- **WHAT YOU ARE ASKED TO DO**
Each record below should appear again exactly as written.

- **EXTRACTED ENTRIES**
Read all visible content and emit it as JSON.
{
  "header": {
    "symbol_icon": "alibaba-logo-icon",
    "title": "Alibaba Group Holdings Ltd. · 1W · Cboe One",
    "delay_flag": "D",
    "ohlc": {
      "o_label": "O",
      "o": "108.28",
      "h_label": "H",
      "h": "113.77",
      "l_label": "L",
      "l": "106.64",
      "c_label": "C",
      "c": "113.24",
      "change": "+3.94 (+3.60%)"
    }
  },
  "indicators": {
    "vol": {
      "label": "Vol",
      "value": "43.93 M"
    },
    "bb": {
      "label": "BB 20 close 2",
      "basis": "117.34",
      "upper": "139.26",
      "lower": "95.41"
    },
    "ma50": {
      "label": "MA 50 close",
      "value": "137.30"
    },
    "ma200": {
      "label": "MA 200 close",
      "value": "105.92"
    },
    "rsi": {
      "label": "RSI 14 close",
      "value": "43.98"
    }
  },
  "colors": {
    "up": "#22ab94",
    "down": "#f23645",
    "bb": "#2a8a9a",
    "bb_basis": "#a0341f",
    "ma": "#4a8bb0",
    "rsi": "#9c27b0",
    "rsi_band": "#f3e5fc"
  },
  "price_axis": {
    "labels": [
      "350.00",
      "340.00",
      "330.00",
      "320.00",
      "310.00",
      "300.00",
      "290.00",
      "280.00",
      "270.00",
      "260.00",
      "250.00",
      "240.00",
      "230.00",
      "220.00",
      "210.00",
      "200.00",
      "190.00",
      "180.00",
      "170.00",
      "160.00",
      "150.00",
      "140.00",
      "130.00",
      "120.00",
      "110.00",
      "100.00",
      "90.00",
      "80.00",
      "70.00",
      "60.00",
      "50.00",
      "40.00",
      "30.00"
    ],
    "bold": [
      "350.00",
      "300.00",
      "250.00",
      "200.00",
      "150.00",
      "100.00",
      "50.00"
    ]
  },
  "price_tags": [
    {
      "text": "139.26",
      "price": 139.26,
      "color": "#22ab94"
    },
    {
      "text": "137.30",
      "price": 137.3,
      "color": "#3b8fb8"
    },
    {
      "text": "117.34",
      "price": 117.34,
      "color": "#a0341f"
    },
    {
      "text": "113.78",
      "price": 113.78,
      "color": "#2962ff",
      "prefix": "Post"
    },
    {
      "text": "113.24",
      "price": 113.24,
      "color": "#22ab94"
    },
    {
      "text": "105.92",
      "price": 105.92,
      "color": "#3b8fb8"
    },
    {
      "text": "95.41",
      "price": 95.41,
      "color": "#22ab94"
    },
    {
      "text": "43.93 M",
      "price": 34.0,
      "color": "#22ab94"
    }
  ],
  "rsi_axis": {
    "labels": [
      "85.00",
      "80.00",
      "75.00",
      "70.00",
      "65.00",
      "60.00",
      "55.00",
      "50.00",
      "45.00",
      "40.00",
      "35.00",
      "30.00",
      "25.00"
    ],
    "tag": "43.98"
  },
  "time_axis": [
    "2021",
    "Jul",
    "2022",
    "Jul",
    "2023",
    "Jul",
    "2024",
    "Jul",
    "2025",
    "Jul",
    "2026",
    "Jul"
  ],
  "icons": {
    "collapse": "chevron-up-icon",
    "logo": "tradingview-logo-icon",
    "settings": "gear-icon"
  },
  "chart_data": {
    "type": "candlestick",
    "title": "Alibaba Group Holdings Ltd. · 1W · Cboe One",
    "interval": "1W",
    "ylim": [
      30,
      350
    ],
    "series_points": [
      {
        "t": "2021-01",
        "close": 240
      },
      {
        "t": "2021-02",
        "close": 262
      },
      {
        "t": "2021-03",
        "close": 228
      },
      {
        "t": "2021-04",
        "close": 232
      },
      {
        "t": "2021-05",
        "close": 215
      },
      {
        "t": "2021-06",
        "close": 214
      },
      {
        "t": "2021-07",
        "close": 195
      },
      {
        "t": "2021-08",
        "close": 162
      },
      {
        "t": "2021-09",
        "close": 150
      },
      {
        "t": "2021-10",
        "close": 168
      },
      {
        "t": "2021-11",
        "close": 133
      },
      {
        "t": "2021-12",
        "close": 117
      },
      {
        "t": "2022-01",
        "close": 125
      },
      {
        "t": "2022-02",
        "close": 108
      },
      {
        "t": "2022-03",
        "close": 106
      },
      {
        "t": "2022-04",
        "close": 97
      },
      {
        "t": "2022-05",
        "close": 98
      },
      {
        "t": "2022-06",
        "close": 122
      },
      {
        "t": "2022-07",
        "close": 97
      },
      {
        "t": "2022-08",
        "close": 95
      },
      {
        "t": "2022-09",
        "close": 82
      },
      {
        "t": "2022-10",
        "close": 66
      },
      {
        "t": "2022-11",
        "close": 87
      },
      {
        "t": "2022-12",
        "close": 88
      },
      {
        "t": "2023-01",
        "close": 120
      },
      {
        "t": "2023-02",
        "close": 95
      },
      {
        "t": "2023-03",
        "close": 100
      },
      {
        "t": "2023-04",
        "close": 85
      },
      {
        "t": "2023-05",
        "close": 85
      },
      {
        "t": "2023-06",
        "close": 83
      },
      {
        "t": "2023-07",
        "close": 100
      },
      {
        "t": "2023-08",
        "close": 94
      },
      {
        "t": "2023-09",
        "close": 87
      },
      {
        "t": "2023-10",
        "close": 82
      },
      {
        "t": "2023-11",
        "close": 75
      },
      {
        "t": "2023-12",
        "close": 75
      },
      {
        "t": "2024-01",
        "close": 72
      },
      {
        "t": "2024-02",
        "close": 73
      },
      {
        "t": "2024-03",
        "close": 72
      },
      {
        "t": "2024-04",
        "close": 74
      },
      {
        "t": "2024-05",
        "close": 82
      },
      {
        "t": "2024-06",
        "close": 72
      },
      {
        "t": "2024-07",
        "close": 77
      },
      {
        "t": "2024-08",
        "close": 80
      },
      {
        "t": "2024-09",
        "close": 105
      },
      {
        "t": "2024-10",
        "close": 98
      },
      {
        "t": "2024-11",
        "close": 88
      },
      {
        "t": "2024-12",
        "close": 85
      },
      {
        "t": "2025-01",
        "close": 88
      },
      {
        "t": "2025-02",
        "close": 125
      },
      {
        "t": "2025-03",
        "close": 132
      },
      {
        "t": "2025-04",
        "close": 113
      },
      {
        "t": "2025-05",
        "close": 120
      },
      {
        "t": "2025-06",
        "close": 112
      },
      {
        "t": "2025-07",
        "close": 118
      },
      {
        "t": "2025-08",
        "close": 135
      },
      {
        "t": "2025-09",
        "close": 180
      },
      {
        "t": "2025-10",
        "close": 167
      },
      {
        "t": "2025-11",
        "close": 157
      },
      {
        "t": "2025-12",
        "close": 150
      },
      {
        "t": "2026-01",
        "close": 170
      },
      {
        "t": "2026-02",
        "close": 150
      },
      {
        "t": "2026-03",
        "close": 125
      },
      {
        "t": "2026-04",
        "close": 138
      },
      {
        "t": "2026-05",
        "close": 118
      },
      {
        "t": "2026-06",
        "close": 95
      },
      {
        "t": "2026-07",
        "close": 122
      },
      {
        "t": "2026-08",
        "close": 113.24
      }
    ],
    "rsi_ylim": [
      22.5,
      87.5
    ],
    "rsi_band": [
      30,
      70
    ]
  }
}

- **RESULT**
Read all visible content and emit it as JSON.
{
  "header": {
    "symbol_icon": "alibaba-logo-icon",
    "title": "Alibaba Group Holdings Ltd. · 1W · Cboe One",
    "delay_flag": "D",
    "ohlc": {
      "o_label": "O",
      "o": "108.28",
      "h_label": "H",
      "h": "113.77",
      "l_label": "L",
      "l": "106.64",
      "c_label": "C",
      "c": "113.24",
      "change": "+3.94 (+3.60%)"
    }
  },
  "indicators": {
    "vol": {
      "label": "Vol",
      "value": "43.93 M"
    },
    "bb": {
      "label": "BB 20 close 2",
      "basis": "117.34",
      "upper": "139.26",
      "lower": "95.41"
    },
    "ma50": {
      "label": "MA 50 close",
      "value": "137.30"
    },
    "ma200": {
      "label": "MA 200 close",
      "value": "105.92"
    },
    "rsi": {
      "label": "RSI 14 close",
      "value": "43.98"
    }
  },
  "colors": {
    "up": "#22ab94",
    "down": "#f23645",
    "bb": "#2a8a9a",
    "bb_basis": "#a0341f",
    "ma": "#4a8bb0",
    "rsi": "#9c27b0",
    "rsi_band": "#f3e5fc"
  },
  "price_axis": {
    "labels": [
      "350.00",
      "340.00",
      "330.00",
      "320.00",
      "310.00",
      "300.00",
      "290.00",
      "280.00",
      "270.00",
      "260.00",
      "250.00",
      "240.00",
      "230.00",
      "220.00",
      "210.00",
      "200.00",
      "190.00",
      "180.00",
      "170.00",
      "160.00",
      "150.00",
      "140.00",
      "130.00",
      "120.00",
      "110.00",
      "100.00",
      "90.00",
      "80.00",
      "70.00",
      "60.00",
      "50.00",
      "40.00",
      "30.00"
    ],
    "bold": [
      "350.00",
      "300.00",
      "250.00",
      "200.00",
      "150.00",
      "100.00",
      "50.00"
    ]
  },
  "price_tags": [
    {
      "text": "139.26",
      "price": 139.26,
      "color": "#22ab94"
    },
    {
      "text": "137.30",
      "price": 137.3,
      "color": "#3b8fb8"
    },
    {
      "text": "117.34",
      "price": 117.34,
      "color": "#a0341f"
    },
    {
      "text": "113.78",
      "price": 113.78,
      "color": "#2962ff",
      "prefix": "Post"
    },
    {
      "text": "113.24",
      "price": 113.24,
      "color": "#22ab94"
    },
    {
      "text": "105.92",
      "price": 105.92,
      "color": "#3b8fb8"
    },
    {
      "text": "95.41",
      "price": 95.41,
      "color": "#22ab94"
    },
    {
      "text": "43.93 M",
      "price": 34.0,
      "color": "#22ab94"
    }
  ],
  "rsi_axis": {
    "labels": [
      "85.00",
      "80.00",
      "75.00",
      "70.00",
      "65.00",
      "60.00",
      "55.00",
      "50.00",
      "45.00",
      "40.00",
      "35.00",
      "30.00",
      "25.00"
    ],
    "tag": "43.98"
  },
  "time_axis": [
    "2021",
    "Jul",
    "2022",
    "Jul",
    "2023",
    "Jul",
    "2024",
    "Jul",
    "2025",
    "Jul",
    "2026",
    "Jul"
  ],
  "icons": {
    "collapse": "chevron-up-icon",
    "logo": "tradingview-logo-icon",
    "settings": "gear-icon"
  },
  "chart_data": {
    "type": "candlestick",
    "title": "Alibaba Group Holdings Ltd. · 1W · Cboe One",
    "interval": "1W",
    "ylim": [
      30,
      350
    ],
    "series_points": [
      {
        "t": "2021-01",
        "close": 240
      },
      {
        "t": "2021-02",
        "close": 262
      },
      {
        "t": "2021-03",
        "close": 228
      },
      {
        "t": "2021-04",
        "close": 232
      },
      {
        "t": "2021-05",
        "close": 215
      },
      {
        "t": "2021-06",
        "close": 214
      },
      {
        "t": "2021-07",
        "close": 195
      },
      {
        "t": "2021-08",
        "close": 162
      },
      {
        "t": "2021-09",
        "close": 150
      },
      {
        "t": "2021-10",
        "close": 168
      },
      {
        "t": "2021-11",
        "close": 133
      },
      {
        "t": "2021-12",
        "close": 117
      },
      {
        "t": "2022-01",
        "close": 125
      },
      {
        "t": "2022-02",
        "close": 108
      },
      {
        "t": "2022-03",
        "close": 106
      },
      {
        "t": "2022-04",
        "close": 97
      },
      {
        "t": "2022-05",
        "close": 98
      },
      {
        "t": "2022-06",
        "close": 122
      },
      {
        "t": "2022-07",
        "close": 97
      },
      {
        "t": "2022-08",
        "close": 95
      },
      {
        "t": "2022-09",
        "close": 82
      },
      {
        "t": "2022-10",
        "close": 66
      },
      {
        "t": "2022-11",
        "close": 87
      },
      {
        "t": "2022-12",
        "close": 88
      },
      {
        "t": "2023-01",
        "close": 120
      },
      {
        "t": "2023-02",
        "close": 95
      },
      {
        "t": "2023-03",
        "close": 100
      },
      {
        "t": "2023-04",
        "close": 85
      },
      {
        "t": "2023-05",
        "close": 85
      },
      {
        "t": "2023-06",
        "close": 83
      },
      {
        "t": "2023-07",
        "close": 100
      },
      {
        "t": "2023-08",
        "close": 94
      },
      {
        "t": "2023-09",
        "close": 87
      },
      {
        "t": "2023-10",
        "close": 82
      },
      {
        "t": "2023-11",
        "close": 75
      },
      {
        "t": "2023-12",
        "close": 75
      },
      {
        "t": "2024-01",
        "close": 72
      },
      {
        "t": "2024-02",
        "close": 73
      },
      {
        "t": "2024-03",
        "close": 72
      },
      {
        "t": "2024-04",
        "close": 74
      },
      {
        "t": "2024-05",
        "close": 82
      },
      {
        "t": "2024-06",
        "close": 72
      },
      {
        "t": "2024-07",
        "close": 77
      },
      {
        "t": "2024-08",
        "close": 80
      },
      {
        "t": "2024-09",
        "close": 105
      },
      {
        "t": "2024-10",
        "close": 98
      },
      {
        "t": "2024-11",
        "close": 88
      },
      {
        "t": "2024-12",
        "close": 85
      },
      {
        "t": "2025-01",
        "close": 88
      },
      {
        "t": "2025-02",
        "close": 125
      },
      {
        "t": "2025-03",
        "close": 132
      },
      {
        "t": "2025-04",
        "close": 113
      },
      {
        "t": "2025-05",
        "close": 120
      },
      {
        "t": "2025-06",
        "close": 112
      },
      {
        "t": "2025-07",
        "close": 118
      },
      {
        "t": "2025-08",
        "close": 135
      },
      {
        "t": "2025-09",
        "close": 180
      },
      {
        "t": "2025-10",
        "close": 167
      },
      {
        "t": "2025-11",
        "close": 157
      },
      {
        "t": "2025-12",
        "close": 150
      },
      {
        "t": "2026-01",
        "close": 170
      },
      {
        "t": "2026-02",
        "close": 150
      },
      {
        "t": "2026-03",
        "close": 125
      },
      {
        "t": "2026-04",
        "close": 138
      },
      {
        "t": "2026-05",
        "close": 118
      },
      {
        "t": "2026-06",
        "close": 95
      },
      {
        "t": "2026-07",
        "close": 122
      },
      {
        "t": "2026-08",
        "close": 113.24
      }
    ],
    "rsi_ylim": [
      22.5,
      87.5
    ],
    "rsi_band": [
      30,
      70
    ]
  }
}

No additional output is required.